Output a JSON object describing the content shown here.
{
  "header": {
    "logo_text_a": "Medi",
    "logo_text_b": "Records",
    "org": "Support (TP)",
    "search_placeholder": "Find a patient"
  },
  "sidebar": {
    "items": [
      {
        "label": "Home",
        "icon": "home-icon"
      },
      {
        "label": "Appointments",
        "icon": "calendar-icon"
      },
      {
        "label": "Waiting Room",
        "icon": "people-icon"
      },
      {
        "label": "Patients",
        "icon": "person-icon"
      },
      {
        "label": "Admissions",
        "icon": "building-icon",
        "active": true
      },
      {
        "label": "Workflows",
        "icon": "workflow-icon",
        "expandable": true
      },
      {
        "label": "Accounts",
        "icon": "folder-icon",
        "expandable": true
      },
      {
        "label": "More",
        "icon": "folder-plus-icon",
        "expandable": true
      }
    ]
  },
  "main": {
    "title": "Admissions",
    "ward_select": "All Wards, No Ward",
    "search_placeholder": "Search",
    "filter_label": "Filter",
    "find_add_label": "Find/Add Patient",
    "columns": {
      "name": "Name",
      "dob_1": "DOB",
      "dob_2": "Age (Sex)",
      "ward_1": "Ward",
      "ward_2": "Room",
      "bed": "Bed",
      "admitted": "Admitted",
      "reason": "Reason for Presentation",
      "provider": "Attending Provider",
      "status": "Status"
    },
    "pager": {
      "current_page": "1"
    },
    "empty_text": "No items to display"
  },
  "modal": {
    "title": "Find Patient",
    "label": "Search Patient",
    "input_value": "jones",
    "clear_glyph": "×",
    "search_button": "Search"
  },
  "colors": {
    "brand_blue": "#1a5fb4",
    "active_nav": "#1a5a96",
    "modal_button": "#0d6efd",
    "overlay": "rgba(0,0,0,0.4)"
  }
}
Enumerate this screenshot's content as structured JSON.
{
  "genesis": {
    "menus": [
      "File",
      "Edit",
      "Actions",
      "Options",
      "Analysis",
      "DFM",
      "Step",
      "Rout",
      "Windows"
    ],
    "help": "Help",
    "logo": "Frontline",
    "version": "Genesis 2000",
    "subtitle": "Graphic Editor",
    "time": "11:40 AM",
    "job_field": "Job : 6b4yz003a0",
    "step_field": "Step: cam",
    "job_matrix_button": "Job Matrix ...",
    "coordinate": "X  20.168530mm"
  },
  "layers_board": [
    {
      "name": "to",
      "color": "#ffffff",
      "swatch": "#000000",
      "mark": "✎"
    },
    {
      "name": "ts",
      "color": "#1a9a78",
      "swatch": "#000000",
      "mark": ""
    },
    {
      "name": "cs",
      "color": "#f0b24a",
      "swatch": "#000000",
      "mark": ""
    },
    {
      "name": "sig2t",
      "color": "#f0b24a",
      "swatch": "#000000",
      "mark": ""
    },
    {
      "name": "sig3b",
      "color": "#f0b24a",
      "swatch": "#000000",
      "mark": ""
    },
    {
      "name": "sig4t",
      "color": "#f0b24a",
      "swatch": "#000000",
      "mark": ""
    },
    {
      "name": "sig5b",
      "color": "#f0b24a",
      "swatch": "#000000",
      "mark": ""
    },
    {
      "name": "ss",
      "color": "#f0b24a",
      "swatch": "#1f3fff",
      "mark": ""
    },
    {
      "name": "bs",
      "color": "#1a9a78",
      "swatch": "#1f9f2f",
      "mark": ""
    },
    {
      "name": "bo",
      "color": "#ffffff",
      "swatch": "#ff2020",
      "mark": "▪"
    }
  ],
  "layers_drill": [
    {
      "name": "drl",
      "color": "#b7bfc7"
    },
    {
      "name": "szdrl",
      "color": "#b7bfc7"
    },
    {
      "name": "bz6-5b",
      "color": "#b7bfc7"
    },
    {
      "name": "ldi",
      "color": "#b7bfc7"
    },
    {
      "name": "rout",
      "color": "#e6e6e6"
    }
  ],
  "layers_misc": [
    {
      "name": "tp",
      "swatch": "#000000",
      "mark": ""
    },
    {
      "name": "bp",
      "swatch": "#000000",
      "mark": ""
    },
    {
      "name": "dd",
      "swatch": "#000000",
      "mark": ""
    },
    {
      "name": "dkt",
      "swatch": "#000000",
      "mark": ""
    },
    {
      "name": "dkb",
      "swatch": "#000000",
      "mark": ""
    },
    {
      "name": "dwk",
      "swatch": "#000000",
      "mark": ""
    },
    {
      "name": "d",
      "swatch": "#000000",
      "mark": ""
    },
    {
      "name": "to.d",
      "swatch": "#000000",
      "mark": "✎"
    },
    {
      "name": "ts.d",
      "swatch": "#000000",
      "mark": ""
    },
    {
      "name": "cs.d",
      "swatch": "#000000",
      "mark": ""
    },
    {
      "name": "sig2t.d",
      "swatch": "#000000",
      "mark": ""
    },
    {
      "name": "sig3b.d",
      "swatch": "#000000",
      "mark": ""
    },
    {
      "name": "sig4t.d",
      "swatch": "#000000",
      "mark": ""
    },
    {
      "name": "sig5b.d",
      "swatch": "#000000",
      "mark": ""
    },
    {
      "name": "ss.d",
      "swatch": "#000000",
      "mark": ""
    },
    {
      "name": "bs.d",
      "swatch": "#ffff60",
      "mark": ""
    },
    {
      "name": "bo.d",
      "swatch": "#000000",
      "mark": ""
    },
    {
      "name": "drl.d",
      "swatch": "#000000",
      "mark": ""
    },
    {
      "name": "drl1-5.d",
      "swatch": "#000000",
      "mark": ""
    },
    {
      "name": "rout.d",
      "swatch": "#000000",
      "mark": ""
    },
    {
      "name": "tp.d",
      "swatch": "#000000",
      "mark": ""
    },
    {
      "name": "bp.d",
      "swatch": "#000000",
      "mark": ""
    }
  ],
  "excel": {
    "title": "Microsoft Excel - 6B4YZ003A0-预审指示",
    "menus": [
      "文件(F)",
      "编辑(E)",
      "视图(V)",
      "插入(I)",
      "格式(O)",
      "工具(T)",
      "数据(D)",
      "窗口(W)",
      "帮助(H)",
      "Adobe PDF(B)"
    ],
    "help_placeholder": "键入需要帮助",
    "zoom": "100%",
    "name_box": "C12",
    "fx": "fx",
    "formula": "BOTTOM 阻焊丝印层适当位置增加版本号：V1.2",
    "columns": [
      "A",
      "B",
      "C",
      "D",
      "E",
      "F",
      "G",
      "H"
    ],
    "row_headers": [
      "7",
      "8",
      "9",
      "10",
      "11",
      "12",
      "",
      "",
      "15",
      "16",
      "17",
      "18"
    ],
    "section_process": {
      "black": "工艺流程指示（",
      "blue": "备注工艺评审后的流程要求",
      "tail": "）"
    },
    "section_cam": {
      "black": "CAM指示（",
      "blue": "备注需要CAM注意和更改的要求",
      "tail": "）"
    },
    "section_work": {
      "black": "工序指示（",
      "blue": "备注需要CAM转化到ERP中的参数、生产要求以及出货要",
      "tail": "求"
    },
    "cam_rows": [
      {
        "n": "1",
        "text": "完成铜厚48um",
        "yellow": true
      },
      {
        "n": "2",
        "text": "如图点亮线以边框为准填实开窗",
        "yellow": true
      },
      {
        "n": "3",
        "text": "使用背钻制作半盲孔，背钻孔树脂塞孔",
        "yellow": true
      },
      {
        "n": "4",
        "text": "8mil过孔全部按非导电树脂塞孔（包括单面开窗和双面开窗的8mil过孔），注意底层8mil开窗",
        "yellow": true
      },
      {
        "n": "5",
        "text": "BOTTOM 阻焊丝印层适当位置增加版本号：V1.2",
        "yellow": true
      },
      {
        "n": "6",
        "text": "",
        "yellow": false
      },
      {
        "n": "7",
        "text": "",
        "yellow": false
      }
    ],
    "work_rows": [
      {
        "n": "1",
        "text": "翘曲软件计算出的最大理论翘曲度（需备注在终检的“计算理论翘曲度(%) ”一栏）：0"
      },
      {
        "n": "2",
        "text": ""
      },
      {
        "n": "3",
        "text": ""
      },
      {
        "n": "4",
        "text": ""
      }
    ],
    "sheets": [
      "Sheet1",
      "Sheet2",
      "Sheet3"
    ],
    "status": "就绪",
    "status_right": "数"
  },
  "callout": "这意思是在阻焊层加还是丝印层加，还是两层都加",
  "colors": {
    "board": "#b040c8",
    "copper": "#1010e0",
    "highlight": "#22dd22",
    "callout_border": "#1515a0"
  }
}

» Task goal
Given the data above, which lines hold the string "content"? Return them.

» Written answer
Output a JSON object describing the content shown here.
Enumerate this screenshot's content as structured JSON.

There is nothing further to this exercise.